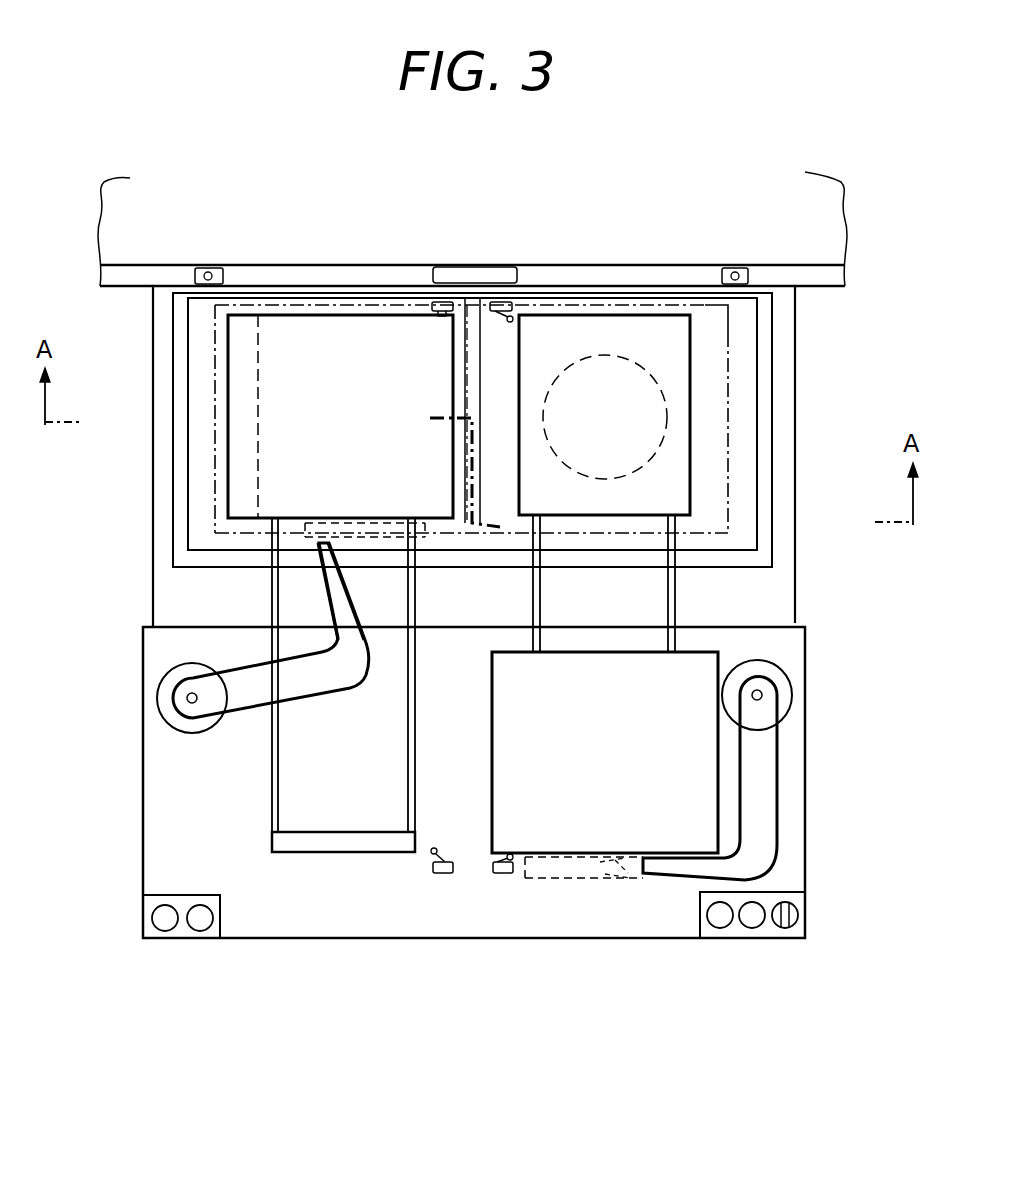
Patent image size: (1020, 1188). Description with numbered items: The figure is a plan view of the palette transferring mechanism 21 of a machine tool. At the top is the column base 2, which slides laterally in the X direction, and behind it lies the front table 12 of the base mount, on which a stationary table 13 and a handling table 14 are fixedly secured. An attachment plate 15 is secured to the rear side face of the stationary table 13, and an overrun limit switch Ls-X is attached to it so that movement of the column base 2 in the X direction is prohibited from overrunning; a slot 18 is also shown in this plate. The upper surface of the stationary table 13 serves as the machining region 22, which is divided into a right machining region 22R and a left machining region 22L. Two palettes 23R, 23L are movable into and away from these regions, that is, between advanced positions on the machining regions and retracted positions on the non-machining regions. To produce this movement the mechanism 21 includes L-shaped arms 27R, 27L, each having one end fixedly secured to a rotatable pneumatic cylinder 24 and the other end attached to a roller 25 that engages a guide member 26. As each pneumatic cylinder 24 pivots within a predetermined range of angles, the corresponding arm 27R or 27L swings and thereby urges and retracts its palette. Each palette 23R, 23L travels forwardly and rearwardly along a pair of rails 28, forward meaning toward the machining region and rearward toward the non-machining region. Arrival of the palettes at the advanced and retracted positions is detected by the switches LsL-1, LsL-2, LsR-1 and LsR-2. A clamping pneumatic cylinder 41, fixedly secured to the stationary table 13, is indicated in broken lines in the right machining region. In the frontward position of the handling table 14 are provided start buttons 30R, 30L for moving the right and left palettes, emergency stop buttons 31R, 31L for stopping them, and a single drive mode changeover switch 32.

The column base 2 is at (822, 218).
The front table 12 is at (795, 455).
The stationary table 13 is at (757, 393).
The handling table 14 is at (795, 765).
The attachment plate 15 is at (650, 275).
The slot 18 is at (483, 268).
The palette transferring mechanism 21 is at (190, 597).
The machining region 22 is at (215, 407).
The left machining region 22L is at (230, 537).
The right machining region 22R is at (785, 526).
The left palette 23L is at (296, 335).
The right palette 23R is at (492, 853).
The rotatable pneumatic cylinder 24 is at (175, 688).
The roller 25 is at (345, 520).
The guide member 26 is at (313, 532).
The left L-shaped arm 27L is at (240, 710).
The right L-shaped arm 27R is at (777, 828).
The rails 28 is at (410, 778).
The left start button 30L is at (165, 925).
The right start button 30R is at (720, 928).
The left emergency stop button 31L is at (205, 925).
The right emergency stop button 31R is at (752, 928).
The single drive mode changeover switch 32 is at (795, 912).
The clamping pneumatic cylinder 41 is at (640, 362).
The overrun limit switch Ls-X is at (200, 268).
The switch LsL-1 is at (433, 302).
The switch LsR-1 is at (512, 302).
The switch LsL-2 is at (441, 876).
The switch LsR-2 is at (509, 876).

* * *

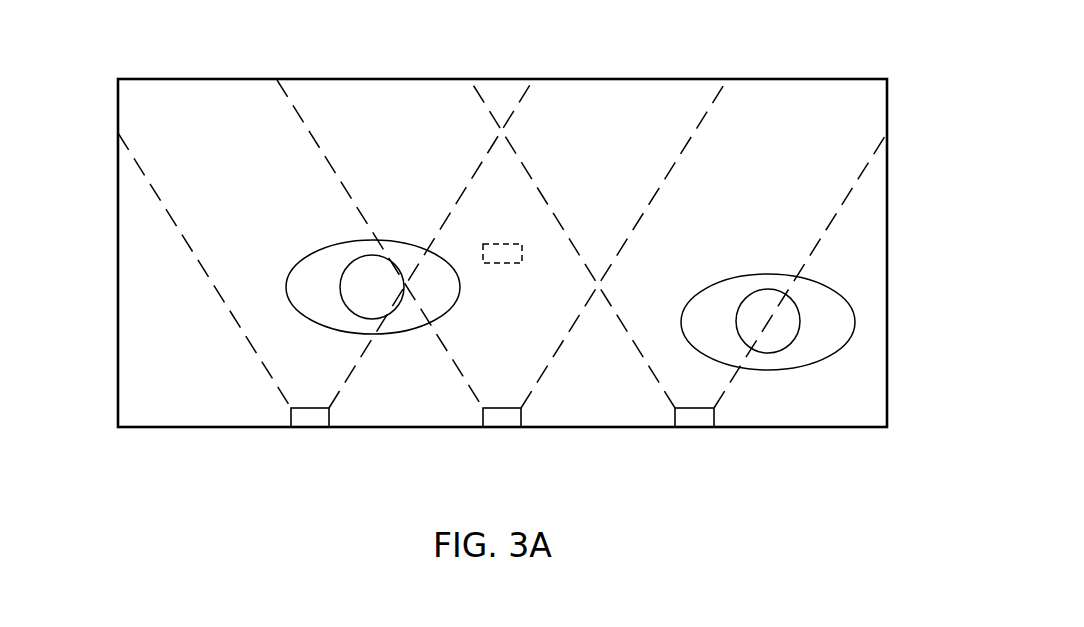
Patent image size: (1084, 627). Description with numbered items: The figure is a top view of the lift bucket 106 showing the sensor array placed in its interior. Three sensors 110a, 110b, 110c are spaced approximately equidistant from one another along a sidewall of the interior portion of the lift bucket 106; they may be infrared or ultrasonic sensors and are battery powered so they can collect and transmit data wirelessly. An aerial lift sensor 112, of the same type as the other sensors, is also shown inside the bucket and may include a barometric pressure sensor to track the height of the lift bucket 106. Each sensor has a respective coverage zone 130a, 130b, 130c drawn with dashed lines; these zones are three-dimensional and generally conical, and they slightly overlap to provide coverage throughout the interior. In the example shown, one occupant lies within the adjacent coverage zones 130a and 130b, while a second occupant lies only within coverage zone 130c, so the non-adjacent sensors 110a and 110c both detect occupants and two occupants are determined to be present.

What this task involves: Can you copy out word for word the stretch of the records from the line containing "Patent image size: (1020, 1188)." through the line containing "The attachment plate 15 is at (650, 275).", including both of those lines?

Correct answer:
Patent image size: (1020, 1188). Description with numbered items: The figure is a plan view of the palette transferring mechanism 21 of a machine tool. At the top is the column base 2, which slides laterally in the X direction, and behind it lies the front table 12 of the base mount, on which a stationary table 13 and a handling table 14 are fixedly secured. An attachment plate 15 is secured to the rear side face of the stationary table 13, and an overrun limit switch Ls-X is attached to it so that movement of the column base 2 in the X direction is prohibited from overrunning; a slot 18 is also shown in this plate. The upper surface of the stationary table 13 serves as the machining region 22, which is divided into a right machining region 22R and a left machining region 22L. Two palettes 23R, 23L are movable into and away from these regions, that is, between advanced positions on the machining regions and retracted positions on the non-machining regions. To produce this movement the mechanism 21 includes L-shaped arms 27R, 27L, each having one end fixedly secured to a rotatable pneumatic cylinder 24 and the other end attached to a roller 25 that engages a guide member 26. As each pneumatic cylinder 24 pivots within a predetermined range of angles, the corresponding arm 27R or 27L swings and thereby urges and retracts its palette. Each palette 23R, 23L travels forwardly and rearwardly along a pair of rails 28, forward meaning toward the machining region and rearward toward the non-machining region. Arrival of the palettes at the advanced and retracted positions is detected by the switches LsL-1, LsL-2, LsR-1 and LsR-2. A clamping pneumatic cylinder 41, fixedly secured to the stationary table 13, is indicated in broken lines in the right machining region. In the frontward position of the handling table 14 are provided start buttons 30R, 30L for moving the right and left palettes, emergency stop buttons 31R, 31L for stopping them, and a single drive mode changeover switch 32.

The column base 2 is at (822, 218).
The front table 12 is at (795, 455).
The stationary table 13 is at (757, 393).
The handling table 14 is at (795, 765).
The attachment plate 15 is at (650, 275).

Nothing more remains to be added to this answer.